Leave out the pictures and repeat the data exactly.
━━━ Input records
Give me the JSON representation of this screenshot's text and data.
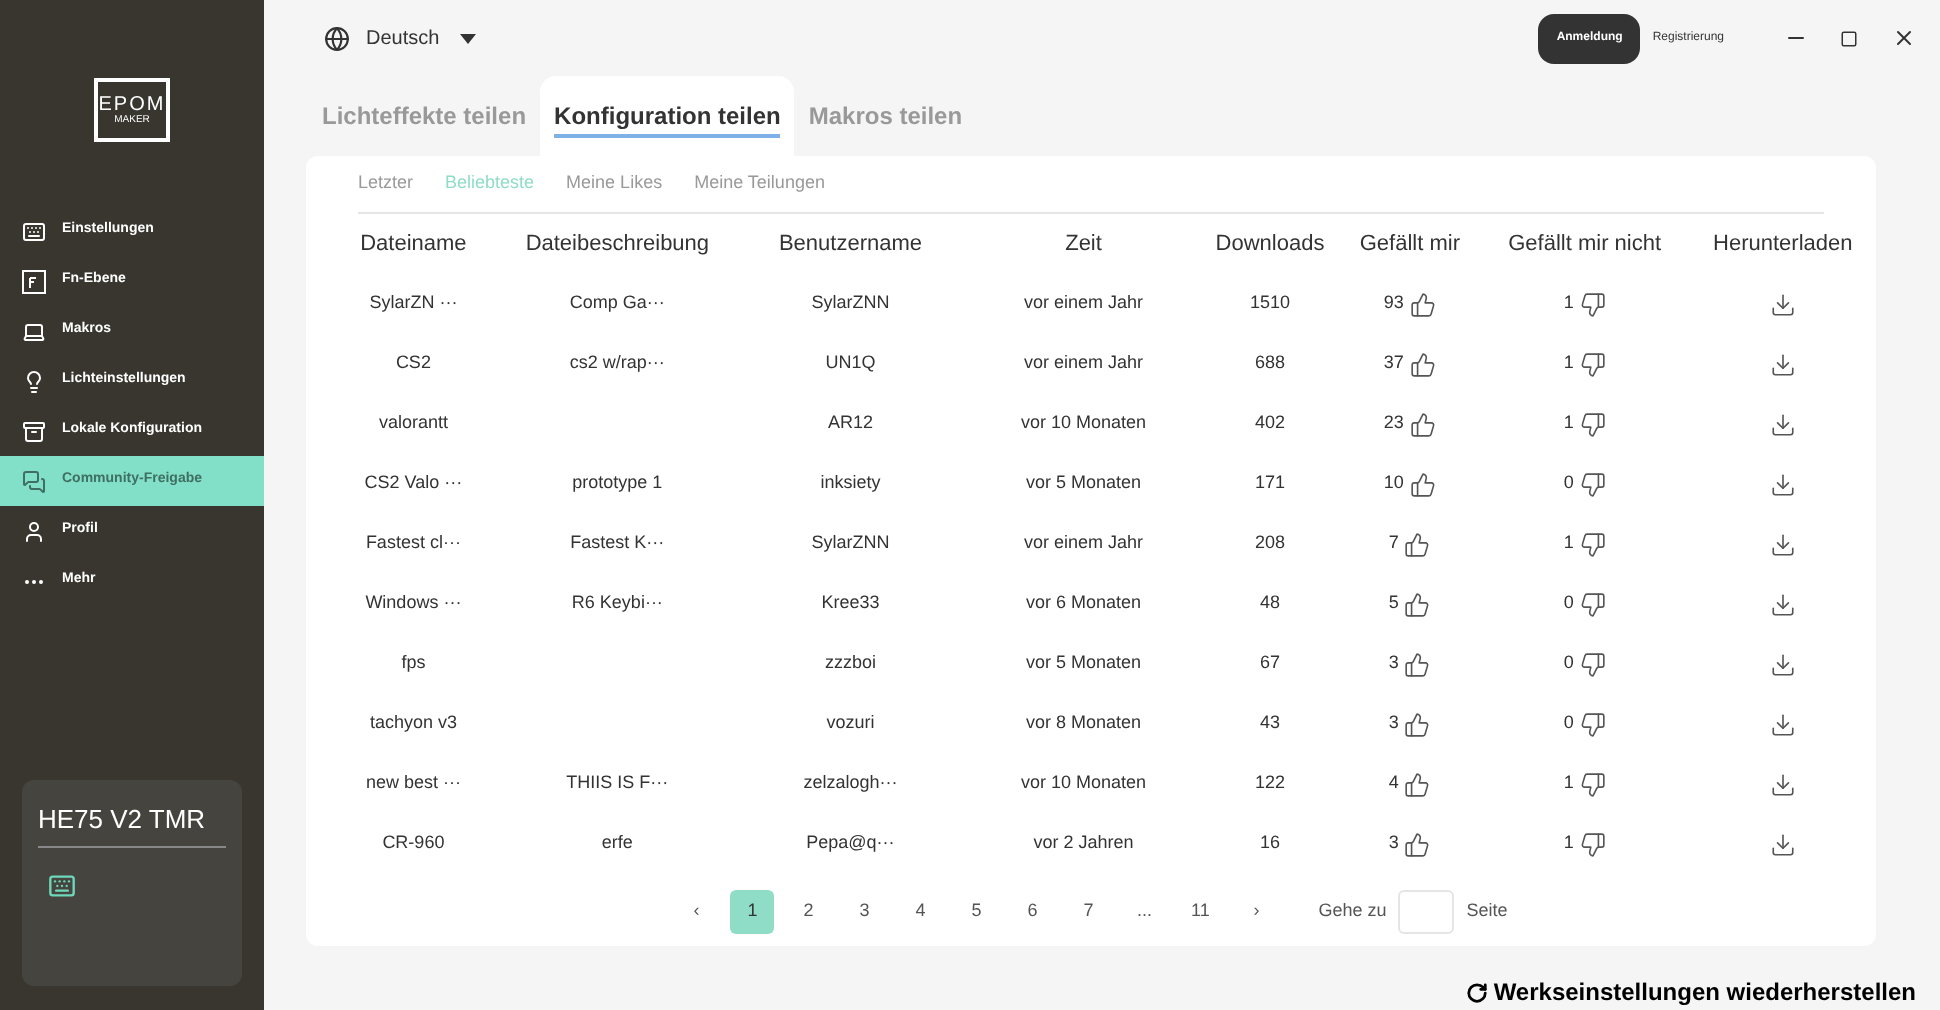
{
  "sidebar": {
    "logo": {
      "top": "EPOM",
      "bottom": "MAKER"
    },
    "items": [
      {
        "label": "Einstellungen",
        "selected": false
      },
      {
        "label": "Fn-Ebene",
        "selected": false
      },
      {
        "label": "Makros",
        "selected": false
      },
      {
        "label": "Lichteinstellungen",
        "selected": false
      },
      {
        "label": "Lokale Konfiguration",
        "selected": false
      },
      {
        "label": "Community-Freigabe",
        "selected": true
      },
      {
        "label": "Profil",
        "selected": false
      },
      {
        "label": "Mehr",
        "selected": false
      }
    ],
    "device": {
      "name": "HE75 V2 TMR"
    }
  },
  "topbar": {
    "language": "Deutsch",
    "login": "Anmeldung",
    "register": "Registrierung"
  },
  "tabs": [
    {
      "label": "Lichteffekte teilen",
      "selected": false
    },
    {
      "label": "Konfiguration teilen",
      "selected": true
    },
    {
      "label": "Makros teilen",
      "selected": false
    }
  ],
  "subtabs": [
    {
      "label": "Letzter",
      "selected": false
    },
    {
      "label": "Beliebteste",
      "selected": true
    },
    {
      "label": "Meine Likes",
      "selected": false
    },
    {
      "label": "Meine Teilungen",
      "selected": false
    }
  ],
  "table": {
    "columns": [
      "Dateiname",
      "Dateibeschreibung",
      "Benutzername",
      "Zeit",
      "Downloads",
      "Gefällt mir",
      "Gefällt mir nicht",
      "Herunterladen"
    ],
    "rows": [
      {
        "file": "SylarZN ···",
        "desc": "Comp Ga···",
        "user": "SylarZNN",
        "time": "vor einem Jahr",
        "downloads": "1510",
        "likes": "93",
        "dislikes": "1"
      },
      {
        "file": "CS2",
        "desc": "cs2 w/rap···",
        "user": "UN1Q",
        "time": "vor einem Jahr",
        "downloads": "688",
        "likes": "37",
        "dislikes": "1"
      },
      {
        "file": "valorantt",
        "user": "AR12",
        "time": "vor 10 Monaten",
        "downloads": "402",
        "likes": "23",
        "dislikes": "1"
      },
      {
        "file": "CS2 Valo ···",
        "desc": "prototype 1",
        "user": "inksiety",
        "time": "vor 5 Monaten",
        "downloads": "171",
        "likes": "10",
        "dislikes": "0"
      },
      {
        "file": "Fastest cl···",
        "desc": "Fastest K···",
        "user": "SylarZNN",
        "time": "vor einem Jahr",
        "downloads": "208",
        "likes": "7",
        "dislikes": "1"
      },
      {
        "file": "Windows ···",
        "desc": "R6 Keybi···",
        "user": "Kree33",
        "time": "vor 6 Monaten",
        "downloads": "48",
        "likes": "5",
        "dislikes": "0"
      },
      {
        "file": "fps",
        "user": "zzzboi",
        "time": "vor 5 Monaten",
        "downloads": "67",
        "likes": "3",
        "dislikes": "0"
      },
      {
        "file": "tachyon v3",
        "user": "vozuri",
        "time": "vor 8 Monaten",
        "downloads": "43",
        "likes": "3",
        "dislikes": "0"
      },
      {
        "file": "new best ···",
        "desc": "THIIS IS F···",
        "user": "zelzalogh···",
        "time": "vor 10 Monaten",
        "downloads": "122",
        "likes": "4",
        "dislikes": "1"
      },
      {
        "file": "CR-960",
        "desc": "erfe",
        "user": "Pepa@q···",
        "time": "vor 2 Jahren",
        "downloads": "16",
        "likes": "3",
        "dislikes": "1"
      }
    ]
  },
  "pagination": {
    "prev": "‹",
    "pages": [
      {
        "label": "1",
        "selected": true
      },
      {
        "label": "2",
        "selected": false
      },
      {
        "label": "3",
        "selected": false
      },
      {
        "label": "4",
        "selected": false
      },
      {
        "label": "5",
        "selected": false
      },
      {
        "label": "6",
        "selected": false
      },
      {
        "label": "7",
        "selected": false
      },
      {
        "label": "...",
        "selected": false
      },
      {
        "label": "11",
        "selected": false
      }
    ],
    "next": "›",
    "goto": "Gehe zu",
    "page_suffix": "Seite"
  },
  "reset": "Werkseinstellungen wiederherstellen"
}
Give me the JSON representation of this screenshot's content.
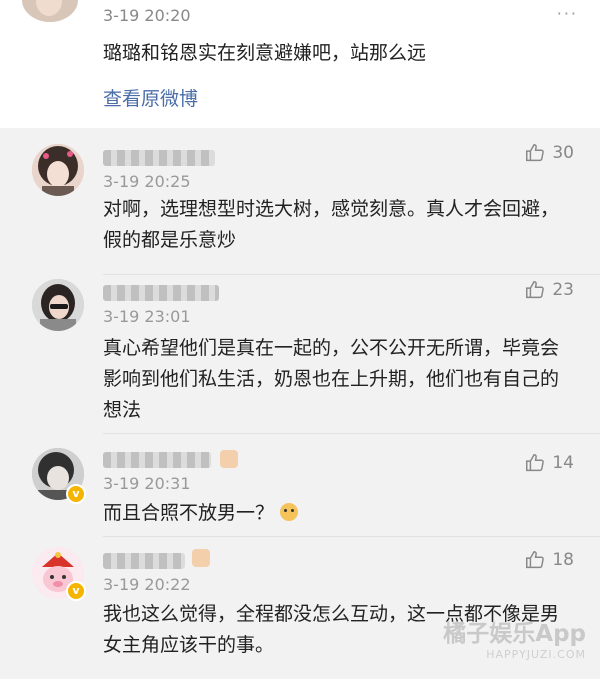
{
  "top_post": {
    "time": "3-19 20:20",
    "text": "璐璐和铭恩实在刻意避嫌吧，站那么远",
    "link": "查看原微博",
    "more": "···"
  },
  "comments": [
    {
      "time": "3-19 20:25",
      "text": "对啊，选理想型时选大树，感觉刻意。真人才会回避，假的都是乐意炒",
      "likes": "30",
      "verified": false
    },
    {
      "time": "3-19 23:01",
      "text": "真心希望他们是真在一起的，公不公开无所谓，毕竟会影响到他们私生活，奶恩也在上升期，他们也有自己的想法",
      "likes": "23",
      "verified": false
    },
    {
      "time": "3-19 20:31",
      "text": "而且合照不放男一？",
      "likes": "14",
      "verified": true
    },
    {
      "time": "3-19 20:22",
      "text": "我也这么觉得，全程都没怎么互动，这一点都不像是男女主角应该干的事。",
      "likes": "18",
      "verified": true
    }
  ],
  "watermark": {
    "main": "橘子娱乐App",
    "sub": "HAPPYJUZI.COM"
  },
  "icons": {
    "like": "thumbs-up-icon",
    "verified": "v-badge-icon",
    "emoji": "doge-emoji-icon"
  },
  "colors": {
    "link": "#4a6ea8",
    "verified_badge": "#f5b400"
  }
}
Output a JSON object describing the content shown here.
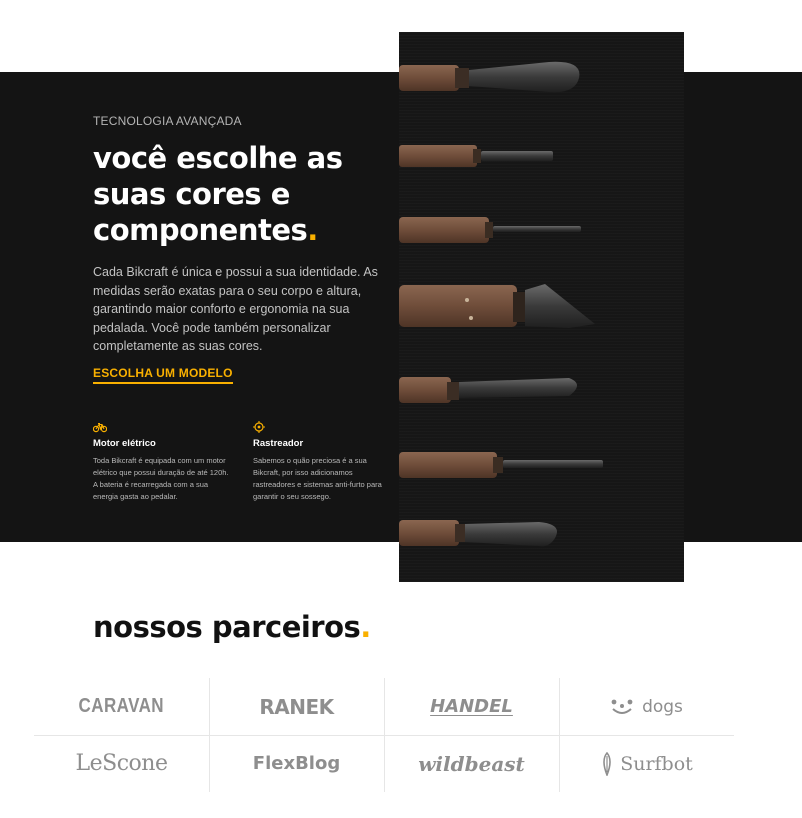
{
  "hero": {
    "eyebrow": "TECNOLOGIA AVANÇADA",
    "headline_line1": "você escolhe as",
    "headline_line2": "suas cores e",
    "headline_line3": "componentes",
    "headline_dot": ".",
    "lead": "Cada Bikcraft é única e possui a sua identidade. As medidas serão exatas para o seu corpo e altura, garantindo maior conforto e ergonomia na sua pedalada. Você pode também personalizar completamente as suas cores.",
    "cta": "ESCOLHA UM MODELO"
  },
  "features": [
    {
      "icon": "bike-icon",
      "title": "Motor elétrico",
      "text": "Toda Bikcraft é equipada com um motor elétrico que possui duração de até 120h. A bateria é recarregada com a sua energia gasta ao pedalar."
    },
    {
      "icon": "target-icon",
      "title": "Rastreador",
      "text": "Sabemos o quão preciosa é a sua Bikcraft, por isso adicionamos rastreadores e sistemas anti-furto para garantir o seu sossego."
    }
  ],
  "partners": {
    "title": "nossos parceiros",
    "title_dot": ".",
    "logos": [
      "CARAVAN",
      "RANEK",
      "HANDEL",
      "dogs",
      "LeScone",
      "FlexBlog",
      "wildbeast",
      "Surfbot"
    ]
  },
  "colors": {
    "accent": "#f9b000",
    "dark": "#141414",
    "logo_gray": "#8e8e8e"
  },
  "image": {
    "subject": "wood-handled chisels on black fabric"
  }
}
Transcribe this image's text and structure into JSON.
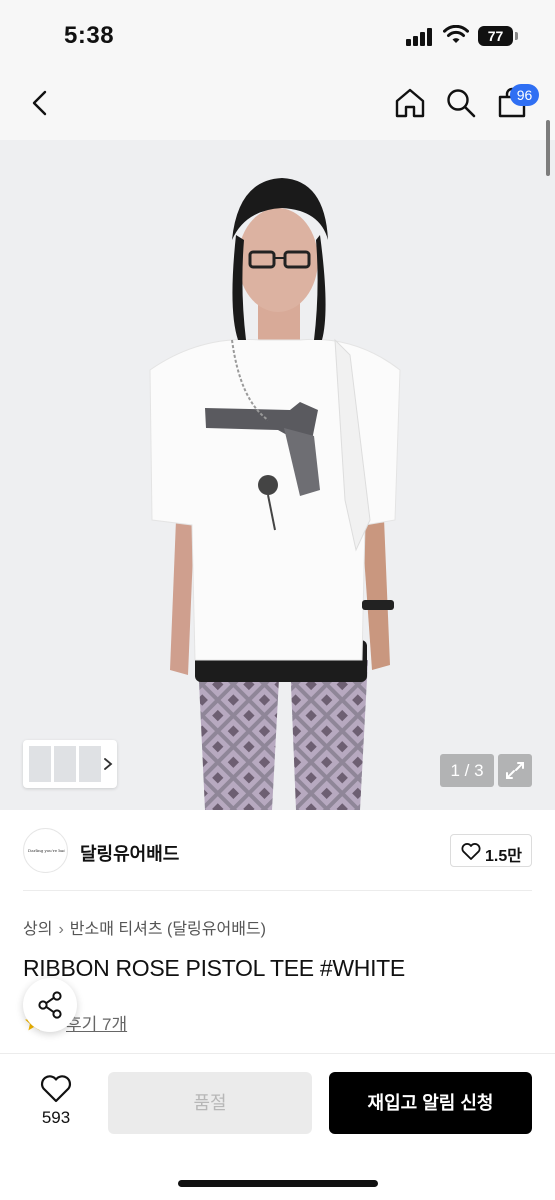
━━━━━━
Output of the task -
Give me the JSON representation of this screenshot's text and data.
{
  "sidebar": {
    "logo": {
      "top": "EPOM",
      "bottom": "MAKER"
    },
    "items": [
      {
        "label": "Einstellungen",
        "selected": false
      },
      {
        "label": "Fn-Ebene",
        "selected": false
      },
      {
        "label": "Makros",
        "selected": false
      },
      {
        "label": "Lichteinstellungen",
        "selected": false
      },
      {
        "label": "Lokale Konfiguration",
        "selected": false
      },
      {
        "label": "Community-Freigabe",
        "selected": true
      },
      {
        "label": "Profil",
        "selected": false
      },
      {
        "label": "Mehr",
        "selected": false
      }
    ],
    "device": {
      "name": "HE75 V2 TMR"
    }
  },
  "topbar": {
    "language": "Deutsch",
    "login": "Anmeldung",
    "register": "Registrierung"
  },
  "tabs": [
    {
      "label": "Lichteffekte teilen",
      "selected": false
    },
    {
      "label": "Konfiguration teilen",
      "selected": true
    },
    {
      "label": "Makros teilen",
      "selected": false
    }
  ],
  "subtabs": [
    {
      "label": "Letzter",
      "selected": false
    },
    {
      "label": "Beliebteste",
      "selected": true
    },
    {
      "label": "Meine Likes",
      "selected": false
    },
    {
      "label": "Meine Teilungen",
      "selected": false
    }
  ],
  "table": {
    "columns": [
      "Dateiname",
      "Dateibeschreibung",
      "Benutzername",
      "Zeit",
      "Downloads",
      "Gefällt mir",
      "Gefällt mir nicht",
      "Herunterladen"
    ],
    "rows": [
      {
        "file": "SylarZN ···",
        "desc": "Comp Ga···",
        "user": "SylarZNN",
        "time": "vor einem Jahr",
        "downloads": "1510",
        "likes": "93",
        "dislikes": "1"
      },
      {
        "file": "CS2",
        "desc": "cs2 w/rap···",
        "user": "UN1Q",
        "time": "vor einem Jahr",
        "downloads": "688",
        "likes": "37",
        "dislikes": "1"
      },
      {
        "file": "valorantt",
        "user": "AR12",
        "time": "vor 10 Monaten",
        "downloads": "402",
        "likes": "23",
        "dislikes": "1"
      },
      {
        "file": "CS2 Valo ···",
        "desc": "prototype 1",
        "user": "inksiety",
        "time": "vor 5 Monaten",
        "downloads": "171",
        "likes": "10",
        "dislikes": "0"
      },
      {
        "file": "Fastest cl···",
        "desc": "Fastest K···",
        "user": "SylarZNN",
        "time": "vor einem Jahr",
        "downloads": "208",
        "likes": "7",
        "dislikes": "1"
      },
      {
        "file": "Windows ···",
        "desc": "R6 Keybi···",
        "user": "Kree33",
        "time": "vor 6 Monaten",
        "downloads": "48",
        "likes": "5",
        "dislikes": "0"
      },
      {
        "file": "fps",
        "user": "zzzboi",
        "time": "vor 5 Monaten",
        "downloads": "67",
        "likes": "3",
        "dislikes": "0"
      },
      {
        "file": "tachyon v3",
        "user": "vozuri",
        "time": "vor 8 Monaten",
        "downloads": "43",
        "likes": "3",
        "dislikes": "0"
      },
      {
        "file": "new best ···",
        "desc": "THIIS IS F···",
        "user": "zelzalogh···",
        "time": "vor 10 Monaten",
        "downloads": "122",
        "likes": "4",
        "dislikes": "1"
      },
      {
        "file": "CR-960",
        "desc": "erfe",
        "user": "Pepa@q···",
        "time": "vor 2 Jahren",
        "downloads": "16",
        "likes": "3",
        "dislikes": "1"
      }
    ]
  },
  "pagination": {
    "prev": "‹",
    "pages": [
      {
        "label": "1",
        "selected": true
      },
      {
        "label": "2",
        "selected": false
      },
      {
        "label": "3",
        "selected": false
      },
      {
        "label": "4",
        "selected": false
      },
      {
        "label": "5",
        "selected": false
      },
      {
        "label": "6",
        "selected": false
      },
      {
        "label": "7",
        "selected": false
      },
      {
        "label": "...",
        "selected": false
      },
      {
        "label": "11",
        "selected": false
      }
    ],
    "next": "›",
    "goto": "Gehe zu",
    "page_suffix": "Seite"
  },
  "reset": "Werkseinstellungen wiederherstellen"
}
Give me the JSON representation of this screenshot's content.
{
  "top_post": {
    "time": "3-19 20:20",
    "text": "璐璐和铭恩实在刻意避嫌吧，站那么远",
    "link": "查看原微博",
    "more": "···"
  },
  "comments": [
    {
      "time": "3-19 20:25",
      "text": "对啊，选理想型时选大树，感觉刻意。真人才会回避，假的都是乐意炒",
      "likes": "30",
      "verified": false
    },
    {
      "time": "3-19 23:01",
      "text": "真心希望他们是真在一起的，公不公开无所谓，毕竟会影响到他们私生活，奶恩也在上升期，他们也有自己的想法",
      "likes": "23",
      "verified": false
    },
    {
      "time": "3-19 20:31",
      "text": "而且合照不放男一？",
      "likes": "14",
      "verified": true
    },
    {
      "time": "3-19 20:22",
      "text": "我也这么觉得，全程都没怎么互动，这一点都不像是男女主角应该干的事。",
      "likes": "18",
      "verified": true
    }
  ],
  "watermark": {
    "main": "橘子娱乐App",
    "sub": "HAPPYJUZI.COM"
  },
  "icons": {
    "like": "thumbs-up-icon",
    "verified": "v-badge-icon",
    "emoji": "doge-emoji-icon"
  },
  "colors": {
    "link": "#4a6ea8",
    "verified_badge": "#f5b400"
  }
}
Output a JSON object describing the content shown here.
{
  "hero": {
    "eyebrow": "TECNOLOGIA AVANÇADA",
    "headline_line1": "você escolhe as",
    "headline_line2": "suas cores e",
    "headline_line3": "componentes",
    "headline_dot": ".",
    "lead": "Cada Bikcraft é única e possui a sua identidade. As medidas serão exatas para o seu corpo e altura, garantindo maior conforto e ergonomia na sua pedalada. Você pode também personalizar completamente as suas cores.",
    "cta": "ESCOLHA UM MODELO"
  },
  "features": [
    {
      "icon": "bike-icon",
      "title": "Motor elétrico",
      "text": "Toda Bikcraft é equipada com um motor elétrico que possui duração de até 120h. A bateria é recarregada com a sua energia gasta ao pedalar."
    },
    {
      "icon": "target-icon",
      "title": "Rastreador",
      "text": "Sabemos o quão preciosa é a sua Bikcraft, por isso adicionamos rastreadores e sistemas anti-furto para garantir o seu sossego."
    }
  ],
  "partners": {
    "title": "nossos parceiros",
    "title_dot": ".",
    "logos": [
      "CARAVAN",
      "RANEK",
      "HANDEL",
      "dogs",
      "LeScone",
      "FlexBlog",
      "wildbeast",
      "Surfbot"
    ]
  },
  "colors": {
    "accent": "#f9b000",
    "dark": "#141414",
    "logo_gray": "#8e8e8e"
  },
  "image": {
    "subject": "wood-handled chisels on black fabric"
  }
}
Transcribe this image's text and structure into JSON.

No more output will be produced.